__TO BE DONE__:
Give the number of lines below that contain the word "VDDPST", and nothing else.

[Start ENTRIES]

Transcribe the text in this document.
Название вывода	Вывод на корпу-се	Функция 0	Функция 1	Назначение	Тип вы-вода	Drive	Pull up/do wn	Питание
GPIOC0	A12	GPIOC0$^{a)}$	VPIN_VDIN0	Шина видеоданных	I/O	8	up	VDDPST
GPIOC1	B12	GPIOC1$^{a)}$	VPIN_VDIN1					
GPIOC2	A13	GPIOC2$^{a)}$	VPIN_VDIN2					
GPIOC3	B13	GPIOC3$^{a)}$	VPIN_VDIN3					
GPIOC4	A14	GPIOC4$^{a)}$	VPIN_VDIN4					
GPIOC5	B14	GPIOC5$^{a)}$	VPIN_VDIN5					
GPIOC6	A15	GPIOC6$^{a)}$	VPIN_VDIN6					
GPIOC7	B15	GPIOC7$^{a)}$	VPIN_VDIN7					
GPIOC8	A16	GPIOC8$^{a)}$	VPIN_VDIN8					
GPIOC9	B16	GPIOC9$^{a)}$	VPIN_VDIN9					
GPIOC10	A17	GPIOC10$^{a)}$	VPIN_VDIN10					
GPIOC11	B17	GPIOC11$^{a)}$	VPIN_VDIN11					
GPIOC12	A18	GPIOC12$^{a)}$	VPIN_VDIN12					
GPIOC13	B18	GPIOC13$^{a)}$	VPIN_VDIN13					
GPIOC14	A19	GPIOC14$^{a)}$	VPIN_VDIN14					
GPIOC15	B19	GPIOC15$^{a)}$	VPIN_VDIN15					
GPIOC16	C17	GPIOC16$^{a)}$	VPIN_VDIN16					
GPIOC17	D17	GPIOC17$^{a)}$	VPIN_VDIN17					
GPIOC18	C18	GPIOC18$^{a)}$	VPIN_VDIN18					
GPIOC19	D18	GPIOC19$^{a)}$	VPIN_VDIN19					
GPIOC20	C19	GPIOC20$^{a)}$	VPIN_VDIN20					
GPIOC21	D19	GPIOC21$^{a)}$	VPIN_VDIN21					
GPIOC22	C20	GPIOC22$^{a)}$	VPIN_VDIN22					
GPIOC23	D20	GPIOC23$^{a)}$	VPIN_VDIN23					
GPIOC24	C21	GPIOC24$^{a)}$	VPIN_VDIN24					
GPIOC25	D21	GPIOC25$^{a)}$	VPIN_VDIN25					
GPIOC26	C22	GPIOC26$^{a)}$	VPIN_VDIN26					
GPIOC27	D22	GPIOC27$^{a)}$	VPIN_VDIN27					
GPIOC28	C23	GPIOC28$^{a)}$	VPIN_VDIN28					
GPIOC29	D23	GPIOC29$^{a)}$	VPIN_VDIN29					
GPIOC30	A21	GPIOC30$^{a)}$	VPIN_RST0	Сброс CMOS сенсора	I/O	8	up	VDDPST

[End ENTRIES]

__RESPONSE TO THIS TASK__:
2